WHAT NEEDS TO BE DONE :: Your answer should be a single number: the count of lines containing the string "WATER".
★ ★ ★ ★
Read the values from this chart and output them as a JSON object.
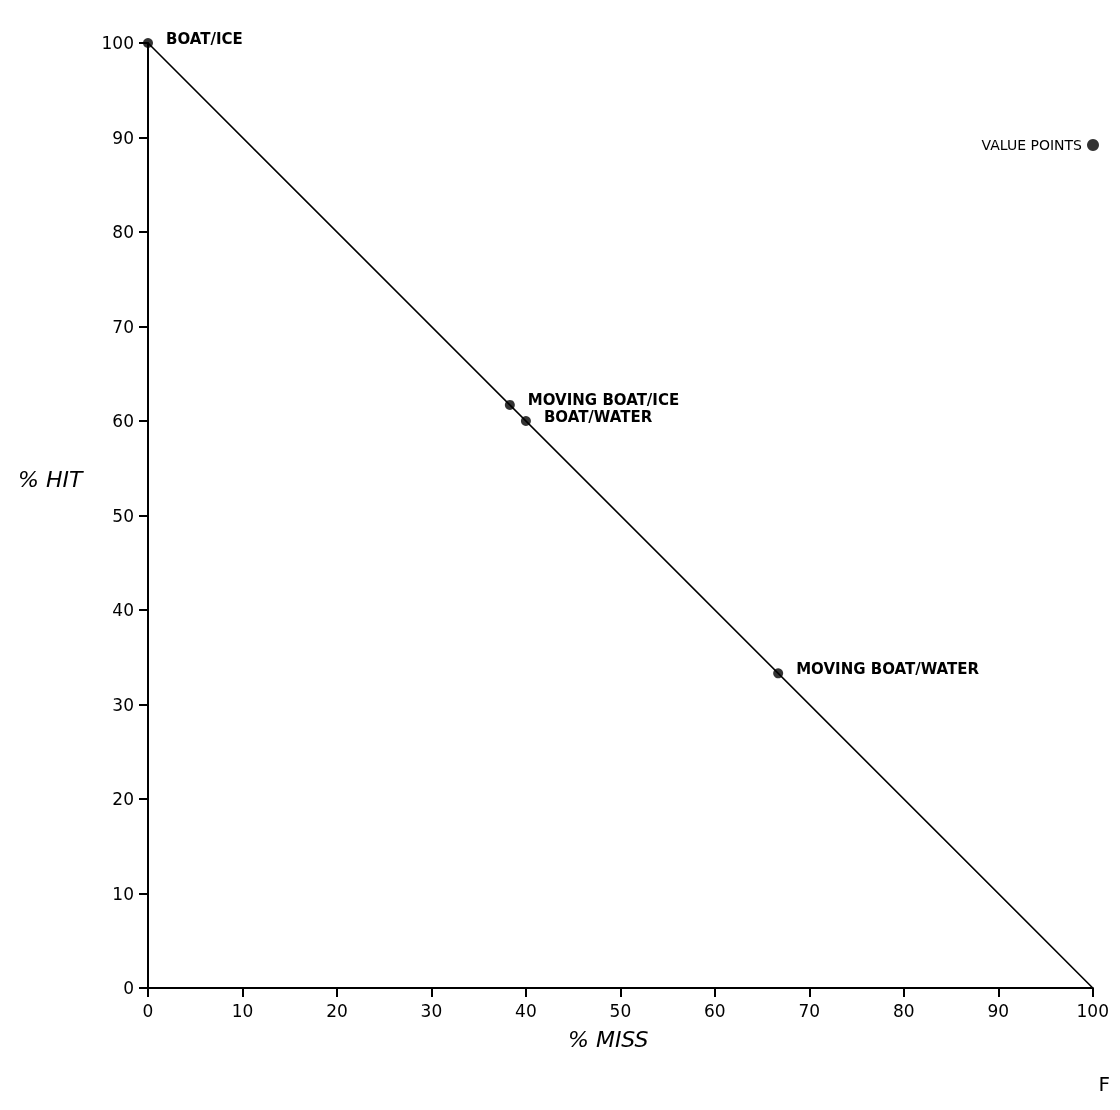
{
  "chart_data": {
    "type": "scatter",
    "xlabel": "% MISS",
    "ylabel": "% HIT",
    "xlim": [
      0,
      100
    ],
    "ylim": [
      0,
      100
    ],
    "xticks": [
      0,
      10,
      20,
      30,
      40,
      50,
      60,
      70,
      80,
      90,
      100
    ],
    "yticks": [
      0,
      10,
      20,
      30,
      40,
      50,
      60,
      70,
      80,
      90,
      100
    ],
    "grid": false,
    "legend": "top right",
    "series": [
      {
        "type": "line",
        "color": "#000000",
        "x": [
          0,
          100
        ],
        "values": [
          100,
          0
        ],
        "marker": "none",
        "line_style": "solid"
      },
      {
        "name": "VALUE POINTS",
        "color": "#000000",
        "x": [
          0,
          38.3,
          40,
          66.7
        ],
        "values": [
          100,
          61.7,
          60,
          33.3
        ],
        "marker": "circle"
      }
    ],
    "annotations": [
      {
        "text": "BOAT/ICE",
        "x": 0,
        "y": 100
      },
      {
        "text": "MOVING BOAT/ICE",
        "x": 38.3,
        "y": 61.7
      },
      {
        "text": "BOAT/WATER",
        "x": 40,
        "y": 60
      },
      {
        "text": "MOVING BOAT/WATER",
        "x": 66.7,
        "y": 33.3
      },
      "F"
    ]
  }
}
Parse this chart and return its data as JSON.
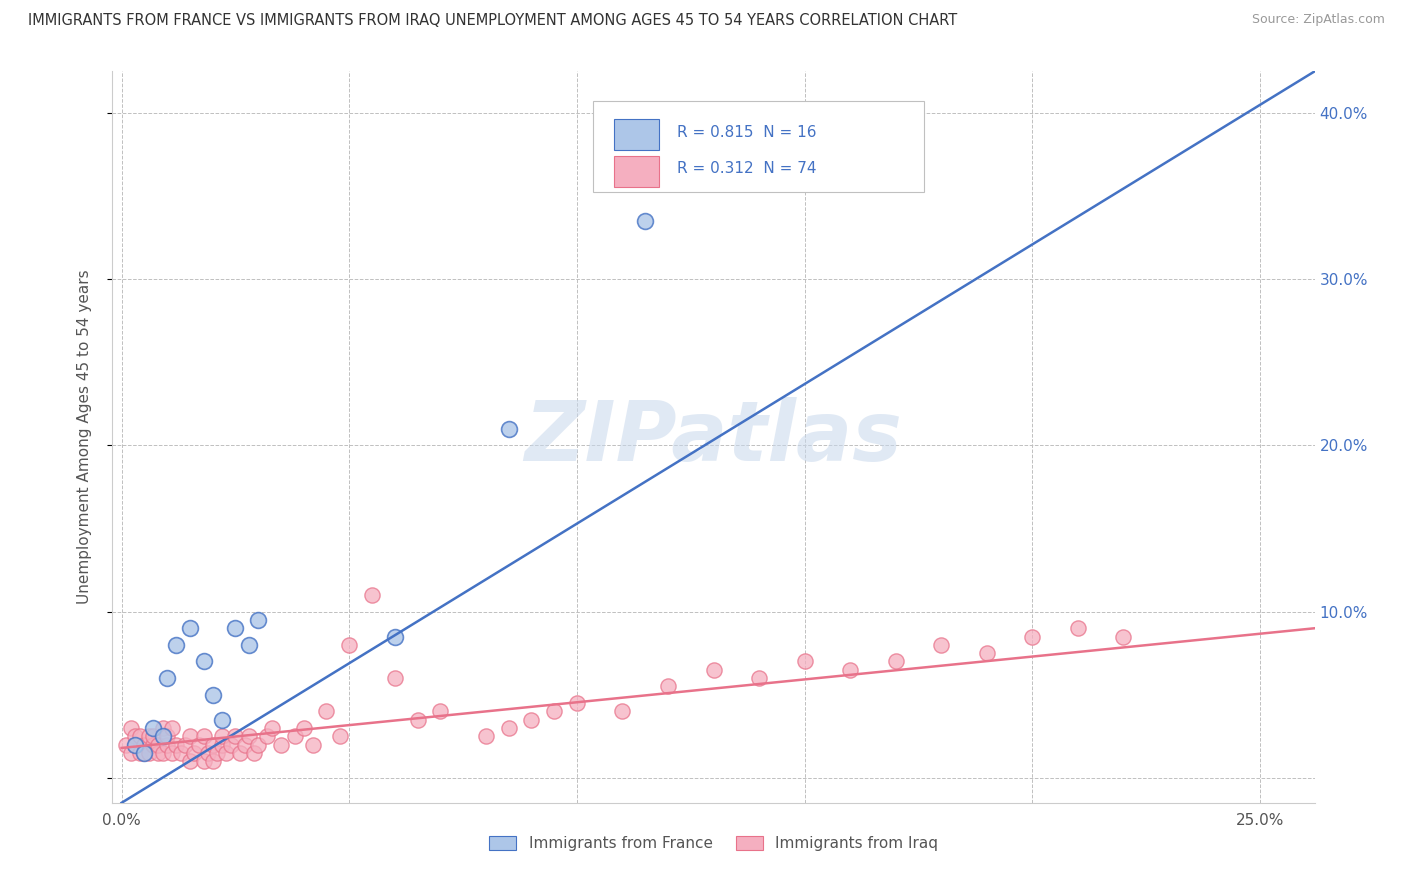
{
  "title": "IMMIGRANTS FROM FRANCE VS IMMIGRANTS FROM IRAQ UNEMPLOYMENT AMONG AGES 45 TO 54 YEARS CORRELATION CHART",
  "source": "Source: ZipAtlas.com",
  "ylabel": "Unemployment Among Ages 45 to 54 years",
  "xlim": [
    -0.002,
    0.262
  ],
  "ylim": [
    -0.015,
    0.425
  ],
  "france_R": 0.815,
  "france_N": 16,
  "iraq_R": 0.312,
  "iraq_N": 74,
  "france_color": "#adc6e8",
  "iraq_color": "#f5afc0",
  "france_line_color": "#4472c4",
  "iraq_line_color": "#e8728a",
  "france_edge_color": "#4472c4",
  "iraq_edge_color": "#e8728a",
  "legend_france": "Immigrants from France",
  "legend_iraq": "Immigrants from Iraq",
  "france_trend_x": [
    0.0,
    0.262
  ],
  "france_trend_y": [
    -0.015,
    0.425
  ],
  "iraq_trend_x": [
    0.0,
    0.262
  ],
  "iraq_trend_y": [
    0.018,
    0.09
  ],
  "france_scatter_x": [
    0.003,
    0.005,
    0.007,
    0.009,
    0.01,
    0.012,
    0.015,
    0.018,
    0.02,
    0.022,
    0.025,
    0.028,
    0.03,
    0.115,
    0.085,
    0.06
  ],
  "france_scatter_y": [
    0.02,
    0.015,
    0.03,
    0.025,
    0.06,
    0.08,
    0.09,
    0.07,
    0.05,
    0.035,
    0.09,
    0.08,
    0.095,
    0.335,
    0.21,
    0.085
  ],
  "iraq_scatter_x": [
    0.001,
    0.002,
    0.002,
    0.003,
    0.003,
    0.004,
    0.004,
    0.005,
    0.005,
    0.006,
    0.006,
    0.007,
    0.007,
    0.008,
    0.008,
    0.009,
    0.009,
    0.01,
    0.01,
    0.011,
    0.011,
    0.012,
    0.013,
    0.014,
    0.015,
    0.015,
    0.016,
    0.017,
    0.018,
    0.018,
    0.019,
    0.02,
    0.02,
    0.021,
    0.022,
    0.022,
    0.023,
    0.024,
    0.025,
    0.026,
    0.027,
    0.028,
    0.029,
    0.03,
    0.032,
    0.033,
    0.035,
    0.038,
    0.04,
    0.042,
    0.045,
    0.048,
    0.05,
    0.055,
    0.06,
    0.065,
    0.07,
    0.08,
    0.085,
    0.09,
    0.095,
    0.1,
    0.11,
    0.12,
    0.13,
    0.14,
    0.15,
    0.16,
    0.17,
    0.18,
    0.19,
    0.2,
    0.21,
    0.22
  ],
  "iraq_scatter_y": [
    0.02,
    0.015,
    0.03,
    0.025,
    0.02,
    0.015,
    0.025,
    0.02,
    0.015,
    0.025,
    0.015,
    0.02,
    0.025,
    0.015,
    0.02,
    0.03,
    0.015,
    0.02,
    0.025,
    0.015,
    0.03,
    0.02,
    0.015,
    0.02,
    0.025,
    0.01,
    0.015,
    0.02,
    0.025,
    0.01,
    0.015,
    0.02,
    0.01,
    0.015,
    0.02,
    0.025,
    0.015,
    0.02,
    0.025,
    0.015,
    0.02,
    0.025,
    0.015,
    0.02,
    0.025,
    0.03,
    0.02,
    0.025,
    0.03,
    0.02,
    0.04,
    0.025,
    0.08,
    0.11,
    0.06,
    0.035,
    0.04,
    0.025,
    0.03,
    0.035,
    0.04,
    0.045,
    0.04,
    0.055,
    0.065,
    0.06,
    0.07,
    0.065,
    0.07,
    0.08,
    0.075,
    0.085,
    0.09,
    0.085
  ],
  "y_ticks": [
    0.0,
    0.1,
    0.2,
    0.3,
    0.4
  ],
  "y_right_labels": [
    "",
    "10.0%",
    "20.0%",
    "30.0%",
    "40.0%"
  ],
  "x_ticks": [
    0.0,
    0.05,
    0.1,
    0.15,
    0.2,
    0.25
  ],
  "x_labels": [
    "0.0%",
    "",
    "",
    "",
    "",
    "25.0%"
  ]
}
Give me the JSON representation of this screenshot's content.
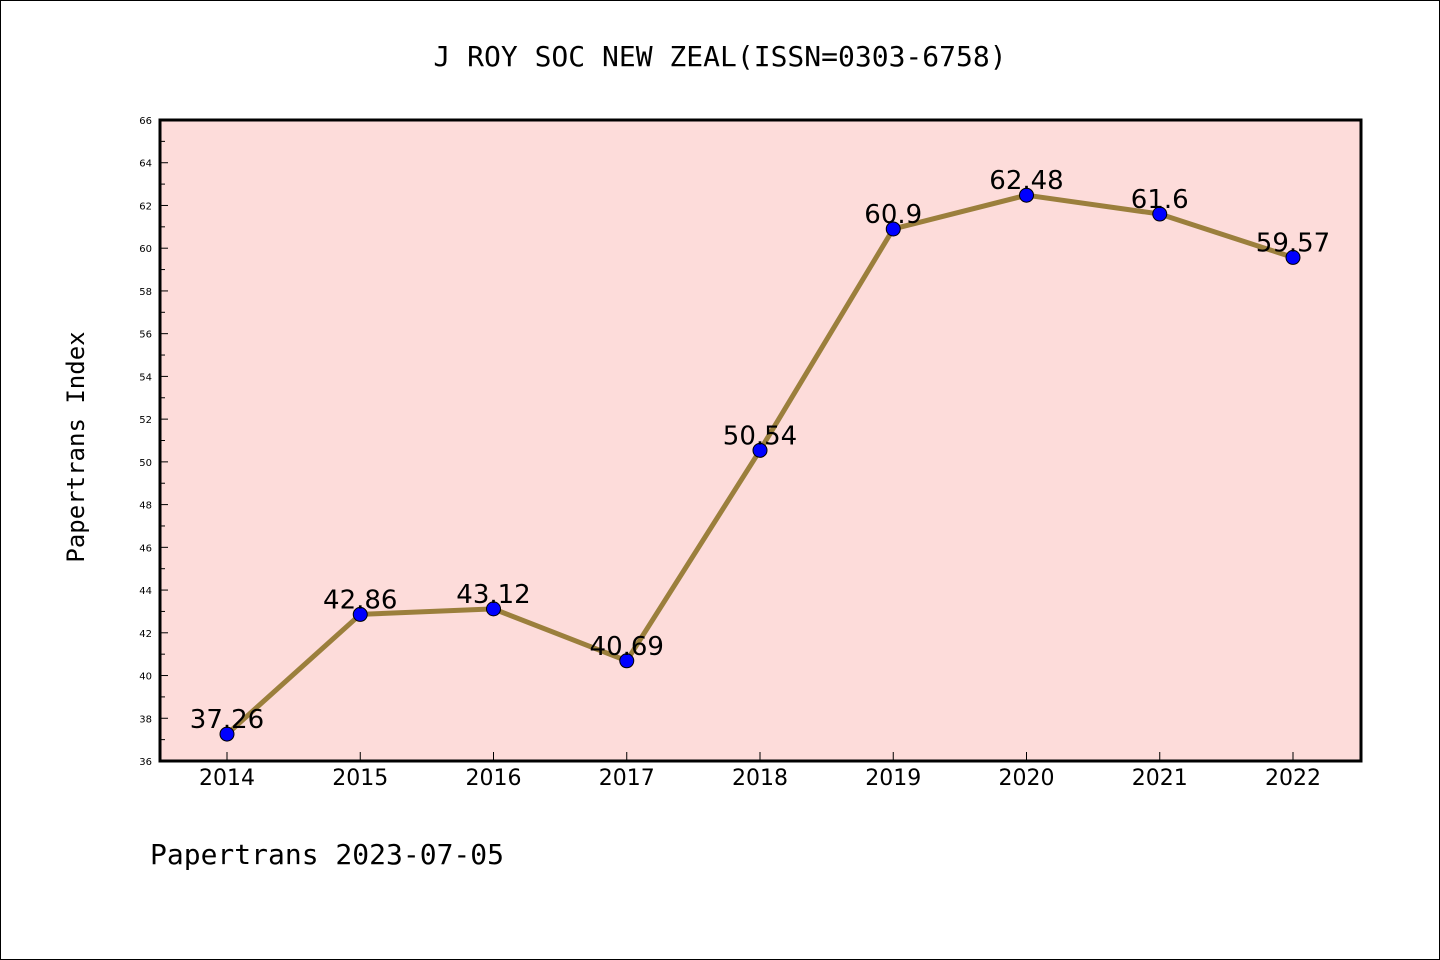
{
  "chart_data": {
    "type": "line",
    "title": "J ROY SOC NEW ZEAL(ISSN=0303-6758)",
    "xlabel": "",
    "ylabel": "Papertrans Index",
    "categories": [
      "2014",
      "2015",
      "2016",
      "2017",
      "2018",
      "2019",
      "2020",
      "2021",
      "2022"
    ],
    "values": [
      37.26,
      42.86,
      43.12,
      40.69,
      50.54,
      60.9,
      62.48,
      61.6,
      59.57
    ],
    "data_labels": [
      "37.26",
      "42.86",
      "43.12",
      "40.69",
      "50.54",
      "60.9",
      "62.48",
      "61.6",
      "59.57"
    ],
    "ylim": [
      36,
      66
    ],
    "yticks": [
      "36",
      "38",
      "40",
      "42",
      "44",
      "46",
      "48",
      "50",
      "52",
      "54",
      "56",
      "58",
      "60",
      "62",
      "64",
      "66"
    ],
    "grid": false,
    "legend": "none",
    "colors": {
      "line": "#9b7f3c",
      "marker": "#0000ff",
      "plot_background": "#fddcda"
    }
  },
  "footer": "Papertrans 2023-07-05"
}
★ ★ ★ ★
SOLUTION :: 2